Exercise: Quote the entries that follow exactly, leaving none out.

-- start --

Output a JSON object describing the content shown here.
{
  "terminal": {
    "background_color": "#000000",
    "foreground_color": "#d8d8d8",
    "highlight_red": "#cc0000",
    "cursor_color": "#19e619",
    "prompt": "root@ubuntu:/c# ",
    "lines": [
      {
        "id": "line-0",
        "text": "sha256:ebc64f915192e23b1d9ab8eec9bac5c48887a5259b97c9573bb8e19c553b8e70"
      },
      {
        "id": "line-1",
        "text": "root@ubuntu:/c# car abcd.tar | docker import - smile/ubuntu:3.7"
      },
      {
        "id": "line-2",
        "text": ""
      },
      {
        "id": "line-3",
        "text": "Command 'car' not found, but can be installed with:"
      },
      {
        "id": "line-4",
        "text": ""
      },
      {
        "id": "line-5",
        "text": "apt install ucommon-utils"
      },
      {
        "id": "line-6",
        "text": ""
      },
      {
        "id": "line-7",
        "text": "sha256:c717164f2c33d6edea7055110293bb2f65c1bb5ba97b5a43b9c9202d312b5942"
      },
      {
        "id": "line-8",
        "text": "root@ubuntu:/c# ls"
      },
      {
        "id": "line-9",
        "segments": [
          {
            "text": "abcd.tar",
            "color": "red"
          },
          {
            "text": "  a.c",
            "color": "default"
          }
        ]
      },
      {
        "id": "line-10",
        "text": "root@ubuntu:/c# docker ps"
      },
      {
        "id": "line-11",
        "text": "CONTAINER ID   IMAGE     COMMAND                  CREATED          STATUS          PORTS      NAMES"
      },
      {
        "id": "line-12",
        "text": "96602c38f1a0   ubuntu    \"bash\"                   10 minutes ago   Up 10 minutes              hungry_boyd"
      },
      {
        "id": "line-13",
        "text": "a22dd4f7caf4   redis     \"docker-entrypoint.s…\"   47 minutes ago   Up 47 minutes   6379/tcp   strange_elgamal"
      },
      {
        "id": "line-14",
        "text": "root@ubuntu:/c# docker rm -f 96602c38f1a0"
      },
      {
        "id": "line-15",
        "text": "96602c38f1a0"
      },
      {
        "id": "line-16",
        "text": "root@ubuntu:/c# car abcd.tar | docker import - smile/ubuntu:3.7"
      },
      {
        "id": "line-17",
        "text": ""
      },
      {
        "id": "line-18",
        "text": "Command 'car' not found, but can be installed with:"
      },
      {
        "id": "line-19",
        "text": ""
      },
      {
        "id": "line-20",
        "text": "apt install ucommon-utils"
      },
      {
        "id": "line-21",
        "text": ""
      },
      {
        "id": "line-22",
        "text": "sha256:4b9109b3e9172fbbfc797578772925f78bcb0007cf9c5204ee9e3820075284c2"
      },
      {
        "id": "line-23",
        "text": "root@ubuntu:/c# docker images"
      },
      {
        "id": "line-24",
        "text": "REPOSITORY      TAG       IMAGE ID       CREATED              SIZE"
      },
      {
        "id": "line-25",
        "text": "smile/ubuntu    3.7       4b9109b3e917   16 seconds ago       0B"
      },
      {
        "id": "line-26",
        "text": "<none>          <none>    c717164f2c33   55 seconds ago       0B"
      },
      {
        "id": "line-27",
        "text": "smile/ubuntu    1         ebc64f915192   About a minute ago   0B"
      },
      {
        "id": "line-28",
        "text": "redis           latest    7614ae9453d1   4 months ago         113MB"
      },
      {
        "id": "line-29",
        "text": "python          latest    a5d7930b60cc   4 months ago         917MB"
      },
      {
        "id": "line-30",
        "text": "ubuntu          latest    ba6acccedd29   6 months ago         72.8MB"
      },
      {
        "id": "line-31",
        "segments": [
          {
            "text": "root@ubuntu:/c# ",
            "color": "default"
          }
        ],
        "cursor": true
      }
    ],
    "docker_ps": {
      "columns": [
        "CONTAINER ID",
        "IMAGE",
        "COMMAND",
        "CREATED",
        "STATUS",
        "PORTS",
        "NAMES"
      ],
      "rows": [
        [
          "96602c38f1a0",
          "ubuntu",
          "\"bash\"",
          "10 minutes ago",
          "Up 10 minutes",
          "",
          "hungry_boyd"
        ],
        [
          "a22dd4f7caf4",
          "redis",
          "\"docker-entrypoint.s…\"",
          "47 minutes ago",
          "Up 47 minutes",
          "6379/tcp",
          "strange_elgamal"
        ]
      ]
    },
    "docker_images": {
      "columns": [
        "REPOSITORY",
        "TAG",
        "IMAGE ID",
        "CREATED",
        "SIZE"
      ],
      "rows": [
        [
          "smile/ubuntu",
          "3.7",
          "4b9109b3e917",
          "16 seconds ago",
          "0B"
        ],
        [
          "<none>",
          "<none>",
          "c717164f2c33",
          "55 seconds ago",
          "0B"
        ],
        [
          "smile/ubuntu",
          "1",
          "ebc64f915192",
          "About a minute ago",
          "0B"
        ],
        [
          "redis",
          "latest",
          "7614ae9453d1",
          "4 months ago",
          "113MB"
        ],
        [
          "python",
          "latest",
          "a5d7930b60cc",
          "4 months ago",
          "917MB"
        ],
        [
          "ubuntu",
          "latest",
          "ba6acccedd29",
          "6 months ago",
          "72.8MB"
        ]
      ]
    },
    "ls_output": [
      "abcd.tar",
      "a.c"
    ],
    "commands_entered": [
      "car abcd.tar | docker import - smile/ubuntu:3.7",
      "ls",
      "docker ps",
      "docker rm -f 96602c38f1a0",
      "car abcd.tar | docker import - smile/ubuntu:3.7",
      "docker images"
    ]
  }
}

-- end --

Response:
Output a JSON object describing the content shown here.
{
  "terminal": {
    "background_color": "#000000",
    "foreground_color": "#d8d8d8",
    "highlight_red": "#cc0000",
    "cursor_color": "#19e619",
    "prompt": "root@ubuntu:/c# ",
    "lines": [
      {
        "id": "line-0",
        "text": "sha256:ebc64f915192e23b1d9ab8eec9bac5c48887a5259b97c9573bb8e19c553b8e70"
      },
      {
        "id": "line-1",
        "text": "root@ubuntu:/c# car abcd.tar | docker import - smile/ubuntu:3.7"
      },
      {
        "id": "line-2",
        "text": ""
      },
      {
        "id": "line-3",
        "text": "Command 'car' not found, but can be installed with:"
      },
      {
        "id": "line-4",
        "text": ""
      },
      {
        "id": "line-5",
        "text": "apt install ucommon-utils"
      },
      {
        "id": "line-6",
        "text": ""
      },
      {
        "id": "line-7",
        "text": "sha256:c717164f2c33d6edea7055110293bb2f65c1bb5ba97b5a43b9c9202d312b5942"
      },
      {
        "id": "line-8",
        "text": "root@ubuntu:/c# ls"
      },
      {
        "id": "line-9",
        "segments": [
          {
            "text": "abcd.tar",
            "color": "red"
          },
          {
            "text": "  a.c",
            "color": "default"
          }
        ]
      },
      {
        "id": "line-10",
        "text": "root@ubuntu:/c# docker ps"
      },
      {
        "id": "line-11",
        "text": "CONTAINER ID   IMAGE     COMMAND                  CREATED          STATUS          PORTS      NAMES"
      },
      {
        "id": "line-12",
        "text": "96602c38f1a0   ubuntu    \"bash\"                   10 minutes ago   Up 10 minutes              hungry_boyd"
      },
      {
        "id": "line-13",
        "text": "a22dd4f7caf4   redis     \"docker-entrypoint.s…\"   47 minutes ago   Up 47 minutes   6379/tcp   strange_elgamal"
      },
      {
        "id": "line-14",
        "text": "root@ubuntu:/c# docker rm -f 96602c38f1a0"
      },
      {
        "id": "line-15",
        "text": "96602c38f1a0"
      },
      {
        "id": "line-16",
        "text": "root@ubuntu:/c# car abcd.tar | docker import - smile/ubuntu:3.7"
      },
      {
        "id": "line-17",
        "text": ""
      },
      {
        "id": "line-18",
        "text": "Command 'car' not found, but can be installed with:"
      },
      {
        "id": "line-19",
        "text": ""
      },
      {
        "id": "line-20",
        "text": "apt install ucommon-utils"
      },
      {
        "id": "line-21",
        "text": ""
      },
      {
        "id": "line-22",
        "text": "sha256:4b9109b3e9172fbbfc797578772925f78bcb0007cf9c5204ee9e3820075284c2"
      },
      {
        "id": "line-23",
        "text": "root@ubuntu:/c# docker images"
      },
      {
        "id": "line-24",
        "text": "REPOSITORY      TAG       IMAGE ID       CREATED              SIZE"
      },
      {
        "id": "line-25",
        "text": "smile/ubuntu    3.7       4b9109b3e917   16 seconds ago       0B"
      },
      {
        "id": "line-26",
        "text": "<none>          <none>    c717164f2c33   55 seconds ago       0B"
      },
      {
        "id": "line-27",
        "text": "smile/ubuntu    1         ebc64f915192   About a minute ago   0B"
      },
      {
        "id": "line-28",
        "text": "redis           latest    7614ae9453d1   4 months ago         113MB"
      },
      {
        "id": "line-29",
        "text": "python          latest    a5d7930b60cc   4 months ago         917MB"
      },
      {
        "id": "line-30",
        "text": "ubuntu          latest    ba6acccedd29   6 months ago         72.8MB"
      },
      {
        "id": "line-31",
        "segments": [
          {
            "text": "root@ubuntu:/c# ",
            "color": "default"
          }
        ],
        "cursor": true
      }
    ],
    "docker_ps": {
      "columns": [
        "CONTAINER ID",
        "IMAGE",
        "COMMAND",
        "CREATED",
        "STATUS",
        "PORTS",
        "NAMES"
      ],
      "rows": [
        [
          "96602c38f1a0",
          "ubuntu",
          "\"bash\"",
          "10 minutes ago",
          "Up 10 minutes",
          "",
          "hungry_boyd"
        ],
        [
          "a22dd4f7caf4",
          "redis",
          "\"docker-entrypoint.s…\"",
          "47 minutes ago",
          "Up 47 minutes",
          "6379/tcp",
          "strange_elgamal"
        ]
      ]
    },
    "docker_images": {
      "columns": [
        "REPOSITORY",
        "TAG",
        "IMAGE ID",
        "CREATED",
        "SIZE"
      ],
      "rows": [
        [
          "smile/ubuntu",
          "3.7",
          "4b9109b3e917",
          "16 seconds ago",
          "0B"
        ],
        [
          "<none>",
          "<none>",
          "c717164f2c33",
          "55 seconds ago",
          "0B"
        ],
        [
          "smile/ubuntu",
          "1",
          "ebc64f915192",
          "About a minute ago",
          "0B"
        ],
        [
          "redis",
          "latest",
          "7614ae9453d1",
          "4 months ago",
          "113MB"
        ],
        [
          "python",
          "latest",
          "a5d7930b60cc",
          "4 months ago",
          "917MB"
        ],
        [
          "ubuntu",
          "latest",
          "ba6acccedd29",
          "6 months ago",
          "72.8MB"
        ]
      ]
    },
    "ls_output": [
      "abcd.tar",
      "a.c"
    ],
    "commands_entered": [
      "car abcd.tar | docker import - smile/ubuntu:3.7",
      "ls",
      "docker ps",
      "docker rm -f 96602c38f1a0",
      "car abcd.tar | docker import - smile/ubuntu:3.7",
      "docker images"
    ]
  }
}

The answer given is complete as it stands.